----- Extracted information
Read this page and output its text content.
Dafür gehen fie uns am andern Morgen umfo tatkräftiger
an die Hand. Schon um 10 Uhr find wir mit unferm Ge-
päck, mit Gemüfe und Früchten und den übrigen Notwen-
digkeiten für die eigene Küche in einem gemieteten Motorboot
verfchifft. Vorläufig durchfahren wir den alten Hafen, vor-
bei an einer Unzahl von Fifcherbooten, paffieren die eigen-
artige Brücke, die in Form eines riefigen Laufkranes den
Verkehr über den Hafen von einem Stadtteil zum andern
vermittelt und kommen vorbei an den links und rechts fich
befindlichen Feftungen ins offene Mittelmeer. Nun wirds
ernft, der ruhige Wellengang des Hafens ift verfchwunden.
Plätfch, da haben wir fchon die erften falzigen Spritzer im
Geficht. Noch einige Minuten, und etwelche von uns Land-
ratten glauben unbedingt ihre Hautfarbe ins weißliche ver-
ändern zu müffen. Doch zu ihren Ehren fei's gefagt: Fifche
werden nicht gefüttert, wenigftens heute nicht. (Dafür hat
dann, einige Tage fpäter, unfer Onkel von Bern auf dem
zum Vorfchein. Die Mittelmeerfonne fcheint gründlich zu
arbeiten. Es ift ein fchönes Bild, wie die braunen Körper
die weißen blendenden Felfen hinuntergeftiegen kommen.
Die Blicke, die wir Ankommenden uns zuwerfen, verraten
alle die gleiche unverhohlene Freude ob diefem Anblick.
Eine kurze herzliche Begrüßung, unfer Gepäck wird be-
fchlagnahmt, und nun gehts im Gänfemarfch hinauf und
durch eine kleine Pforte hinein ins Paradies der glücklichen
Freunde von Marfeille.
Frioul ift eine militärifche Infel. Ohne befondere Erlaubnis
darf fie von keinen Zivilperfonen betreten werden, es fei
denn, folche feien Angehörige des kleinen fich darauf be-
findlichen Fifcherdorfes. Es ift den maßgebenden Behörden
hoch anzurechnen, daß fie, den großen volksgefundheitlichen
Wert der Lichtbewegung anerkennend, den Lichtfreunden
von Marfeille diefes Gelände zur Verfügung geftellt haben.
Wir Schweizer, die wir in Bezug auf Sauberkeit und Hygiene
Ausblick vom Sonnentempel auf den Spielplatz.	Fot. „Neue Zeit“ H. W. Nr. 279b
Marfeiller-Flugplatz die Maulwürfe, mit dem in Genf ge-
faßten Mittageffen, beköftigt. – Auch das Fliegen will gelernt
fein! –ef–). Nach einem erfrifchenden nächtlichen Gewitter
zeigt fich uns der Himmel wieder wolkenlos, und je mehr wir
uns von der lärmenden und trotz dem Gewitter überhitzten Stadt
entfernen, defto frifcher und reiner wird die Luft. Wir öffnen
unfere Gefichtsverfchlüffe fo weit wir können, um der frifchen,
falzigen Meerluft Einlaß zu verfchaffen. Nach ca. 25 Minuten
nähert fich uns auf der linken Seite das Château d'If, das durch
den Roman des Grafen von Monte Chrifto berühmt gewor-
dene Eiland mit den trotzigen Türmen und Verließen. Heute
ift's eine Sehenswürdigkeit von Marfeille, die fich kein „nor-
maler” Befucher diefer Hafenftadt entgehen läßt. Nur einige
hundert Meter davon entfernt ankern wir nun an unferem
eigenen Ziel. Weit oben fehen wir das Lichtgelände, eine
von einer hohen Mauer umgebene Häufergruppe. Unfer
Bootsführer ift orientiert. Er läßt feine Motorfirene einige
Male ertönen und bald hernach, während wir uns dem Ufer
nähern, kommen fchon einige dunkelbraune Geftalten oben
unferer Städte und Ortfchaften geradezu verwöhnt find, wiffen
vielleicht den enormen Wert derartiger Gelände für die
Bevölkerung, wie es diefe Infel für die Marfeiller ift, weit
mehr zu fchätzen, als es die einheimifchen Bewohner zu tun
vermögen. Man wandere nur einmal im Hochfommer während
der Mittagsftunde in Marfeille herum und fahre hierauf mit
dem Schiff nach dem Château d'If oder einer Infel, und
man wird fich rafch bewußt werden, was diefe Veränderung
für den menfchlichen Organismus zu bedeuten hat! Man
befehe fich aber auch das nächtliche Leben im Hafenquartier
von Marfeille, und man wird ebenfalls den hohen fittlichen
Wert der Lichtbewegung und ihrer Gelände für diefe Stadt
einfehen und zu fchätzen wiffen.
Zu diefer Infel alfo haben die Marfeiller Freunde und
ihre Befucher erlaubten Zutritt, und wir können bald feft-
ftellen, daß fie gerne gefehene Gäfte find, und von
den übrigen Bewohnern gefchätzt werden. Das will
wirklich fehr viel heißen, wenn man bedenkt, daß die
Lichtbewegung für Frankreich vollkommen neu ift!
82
----------
Written request: Go through the entries and return each line where the word "Befucher" appears.

Solution for this exercise:
maler” Befucher diefer Hafenftadt entgehen läßt. Nur einige
ihre Befucher erlaubten Zutritt, und wir können bald feft-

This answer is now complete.